* Task brief: Copy out all the lines in the records that include the word "kcal".

Data listing
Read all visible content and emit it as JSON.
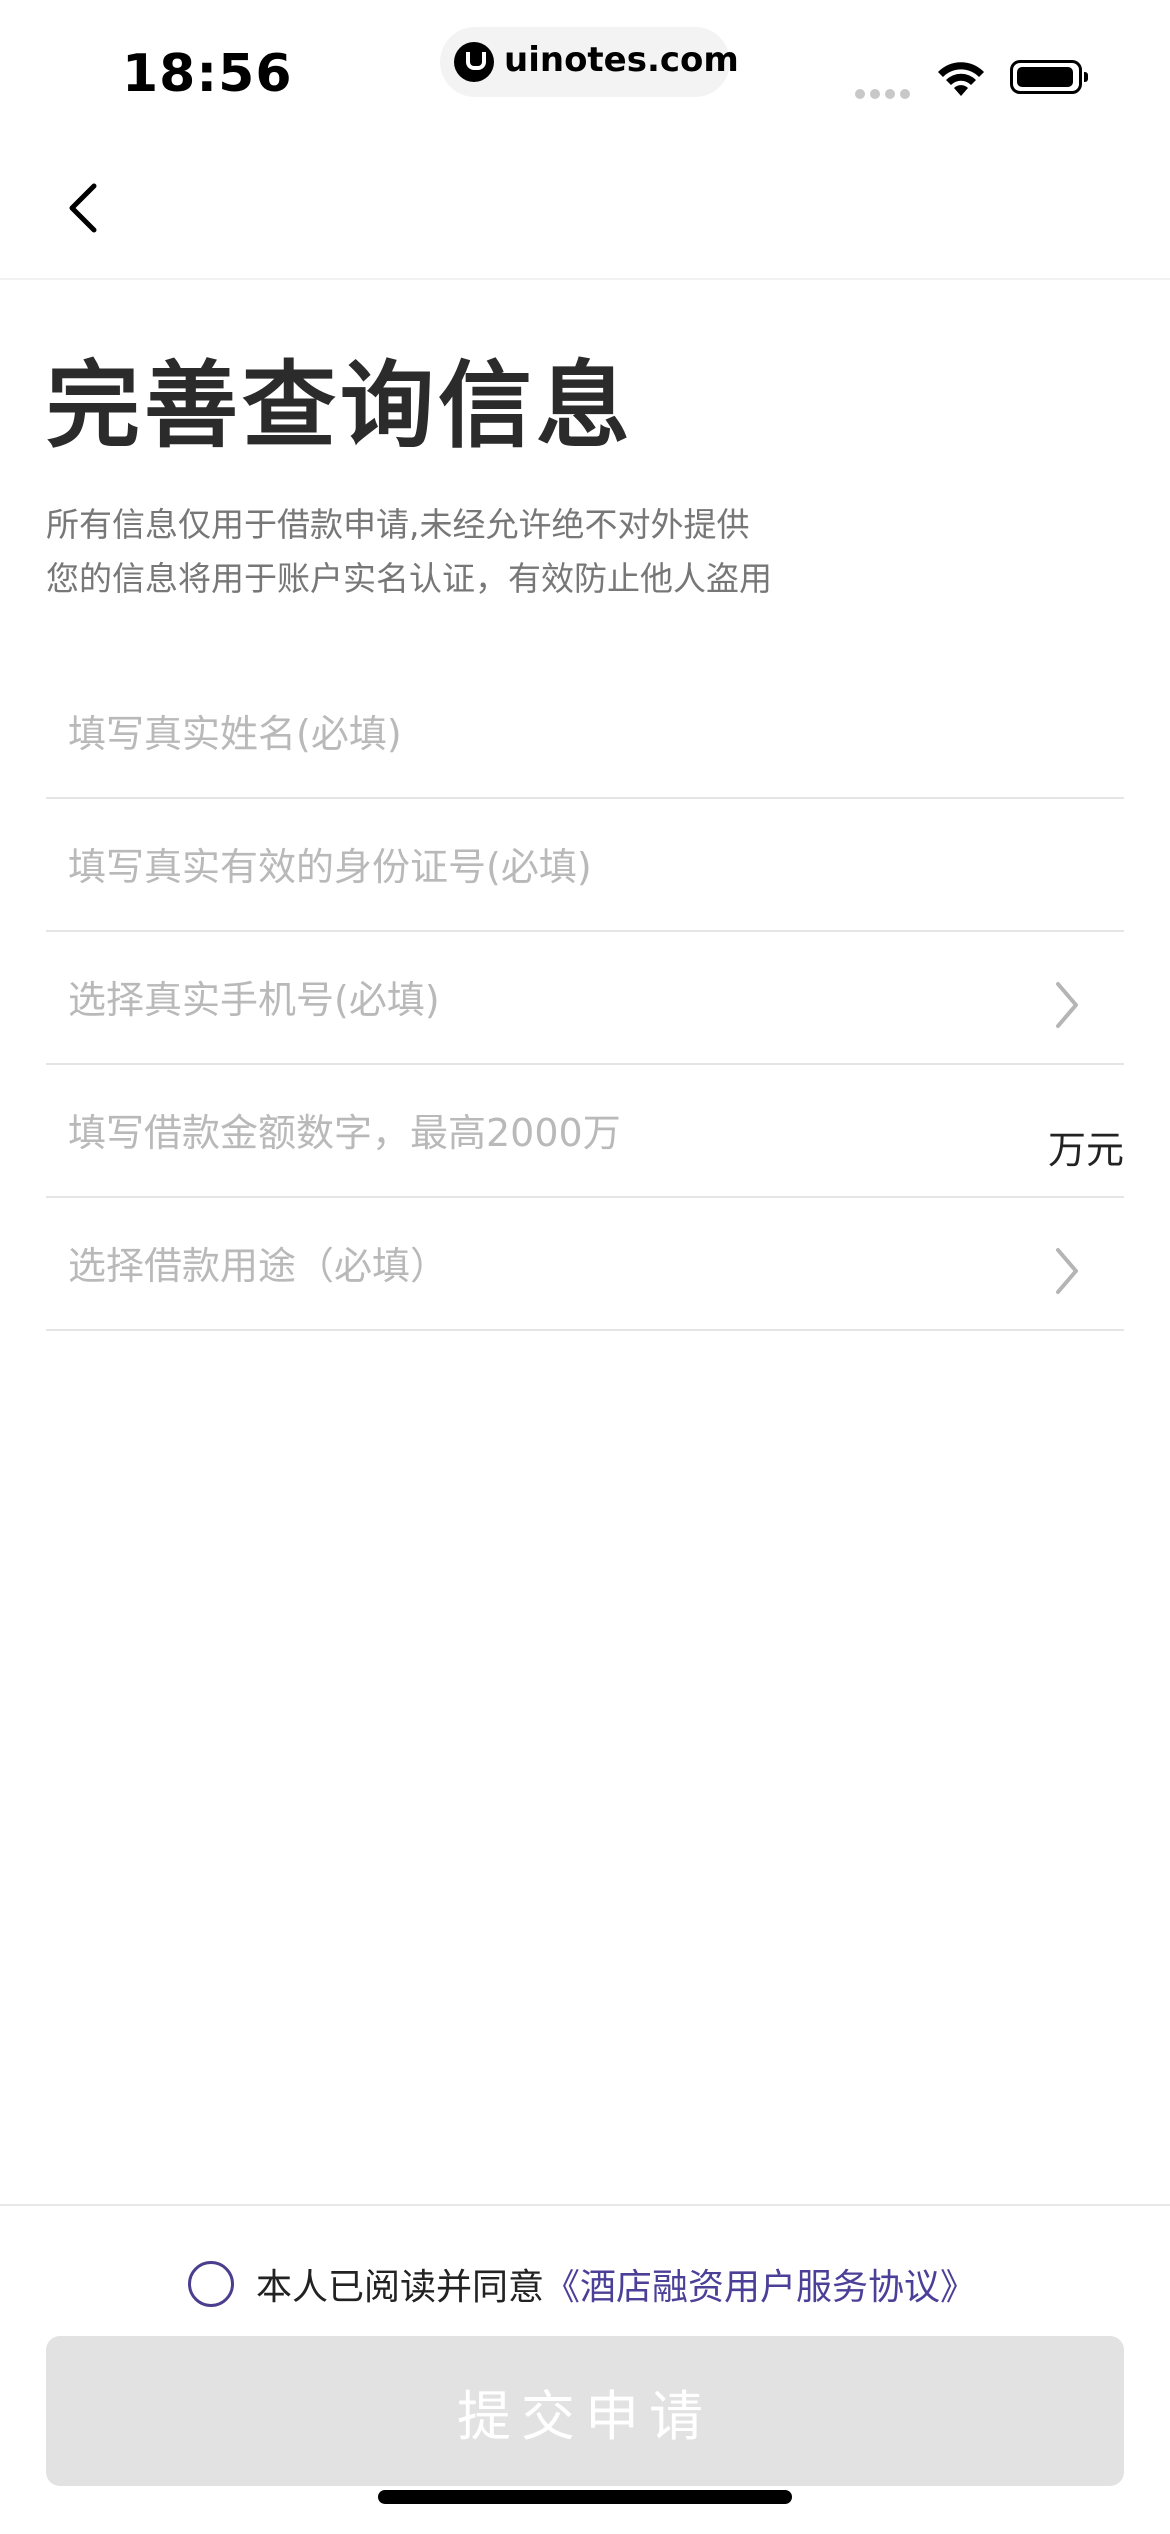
{
  "status_bar": {
    "time": "18:56",
    "url": "uinotes.com"
  },
  "nav": {
    "back_icon": "chevron-left-icon"
  },
  "header": {
    "title": "完善查询信息",
    "subtitle_line1": "所有信息仅用于借款申请,未经允许绝不对外提供",
    "subtitle_line2": "您的信息将用于账户实名认证，有效防止他人盗用"
  },
  "form": {
    "name_placeholder": "填写真实姓名(必填)",
    "id_placeholder": "填写真实有效的身份证号(必填)",
    "phone_placeholder": "选择真实手机号(必填)",
    "amount_placeholder": "填写借款金额数字，最高2000万",
    "amount_unit": "万元",
    "purpose_placeholder": "选择借款用途（必填）"
  },
  "footer": {
    "agree_text": "本人已阅读并同意",
    "agreement_link": "《酒店融资用户服务协议》",
    "submit_label": "提交申请"
  },
  "colors": {
    "link": "#4b3f98",
    "button_disabled": "#e2e2e2"
  }
}
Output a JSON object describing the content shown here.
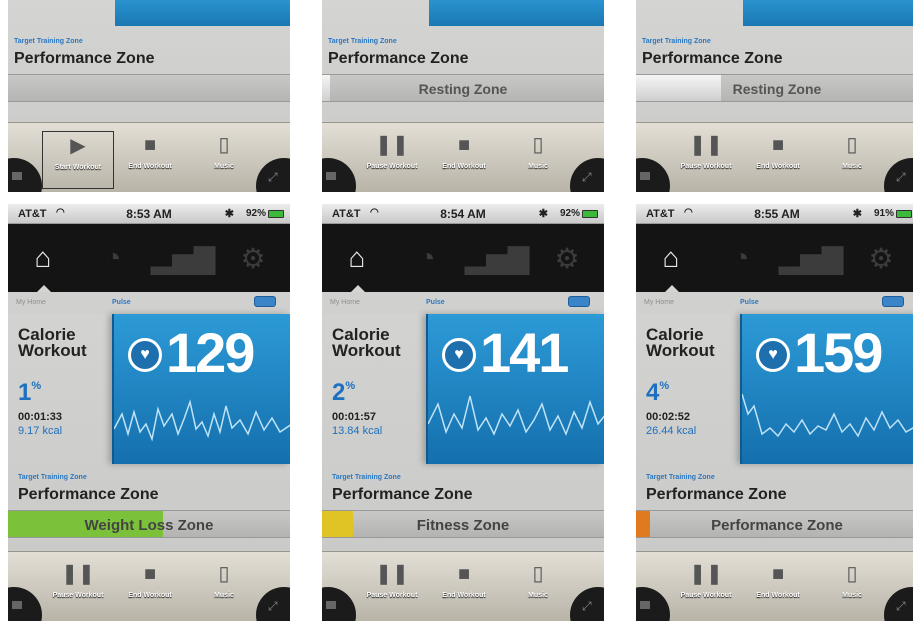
{
  "top_panels": [
    {
      "target_zone_label": "Target Training Zone",
      "performance_label": "Performance Zone",
      "zone_name": "",
      "zone_fill": 0,
      "buttons": [
        {
          "icon": "play-icon",
          "glyph": "▶",
          "label": "Start Workout"
        },
        {
          "icon": "stop-icon",
          "glyph": "■",
          "label": "End Workout"
        },
        {
          "icon": "ipod-icon",
          "glyph": "▯",
          "label": "Music"
        }
      ]
    },
    {
      "target_zone_label": "Target Training Zone",
      "performance_label": "Performance Zone",
      "zone_name": "Resting Zone",
      "zone_fill": 0.03,
      "buttons": [
        {
          "icon": "pause-icon",
          "glyph": "❚❚",
          "label": "Pause Workout"
        },
        {
          "icon": "stop-icon",
          "glyph": "■",
          "label": "End Workout"
        },
        {
          "icon": "ipod-icon",
          "glyph": "▯",
          "label": "Music"
        }
      ]
    },
    {
      "target_zone_label": "Target Training Zone",
      "performance_label": "Performance Zone",
      "zone_name": "Resting Zone",
      "zone_fill": 0.3,
      "buttons": [
        {
          "icon": "pause-icon",
          "glyph": "❚❚",
          "label": "Pause Workout"
        },
        {
          "icon": "stop-icon",
          "glyph": "■",
          "label": "End Workout"
        },
        {
          "icon": "ipod-icon",
          "glyph": "▯",
          "label": "Music"
        }
      ]
    }
  ],
  "screens": [
    {
      "carrier": "AT&T",
      "time": "8:53 AM",
      "battery": "92%",
      "my_home": "My Home",
      "pulse_label": "Pulse",
      "workout_name": "Calorie Workout",
      "percent": "1",
      "elapsed": "00:01:33",
      "kcal": "9.17 kcal",
      "bpm": "129",
      "target_zone_label": "Target Training Zone",
      "performance_label": "Performance Zone",
      "zone_name": "Weight Loss Zone",
      "zone_fill": 0.55,
      "zone_color": "#7cc13a",
      "buttons": [
        {
          "icon": "pause-icon",
          "glyph": "❚❚",
          "label": "Pause Workout"
        },
        {
          "icon": "stop-icon",
          "glyph": "■",
          "label": "End Workout"
        },
        {
          "icon": "ipod-icon",
          "glyph": "▯",
          "label": "Music"
        }
      ]
    },
    {
      "carrier": "AT&T",
      "time": "8:54 AM",
      "battery": "92%",
      "my_home": "My Home",
      "pulse_label": "Pulse",
      "workout_name": "Calorie Workout",
      "percent": "2",
      "elapsed": "00:01:57",
      "kcal": "13.84 kcal",
      "bpm": "141",
      "target_zone_label": "Target Training Zone",
      "performance_label": "Performance Zone",
      "zone_name": "Fitness Zone",
      "zone_fill": 0.11,
      "zone_color": "#e0c324",
      "buttons": [
        {
          "icon": "pause-icon",
          "glyph": "❚❚",
          "label": "Pause Workout"
        },
        {
          "icon": "stop-icon",
          "glyph": "■",
          "label": "End Workout"
        },
        {
          "icon": "ipod-icon",
          "glyph": "▯",
          "label": "Music"
        }
      ]
    },
    {
      "carrier": "AT&T",
      "time": "8:55 AM",
      "battery": "91%",
      "my_home": "My Home",
      "pulse_label": "Pulse",
      "workout_name": "Calorie Workout",
      "percent": "4",
      "elapsed": "00:02:52",
      "kcal": "26.44 kcal",
      "bpm": "159",
      "target_zone_label": "Target Training Zone",
      "performance_label": "Performance Zone",
      "zone_name": "Performance Zone",
      "zone_fill": 0.05,
      "zone_color": "#e07a1f",
      "buttons": [
        {
          "icon": "pause-icon",
          "glyph": "❚❚",
          "label": "Pause Workout"
        },
        {
          "icon": "stop-icon",
          "glyph": "■",
          "label": "End Workout"
        },
        {
          "icon": "ipod-icon",
          "glyph": "▯",
          "label": "Music"
        }
      ]
    }
  ]
}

* Result for this exercise:
      "kcal": "9.17 kcal",
      "kcal": "13.84 kcal",
      "kcal": "26.44 kcal",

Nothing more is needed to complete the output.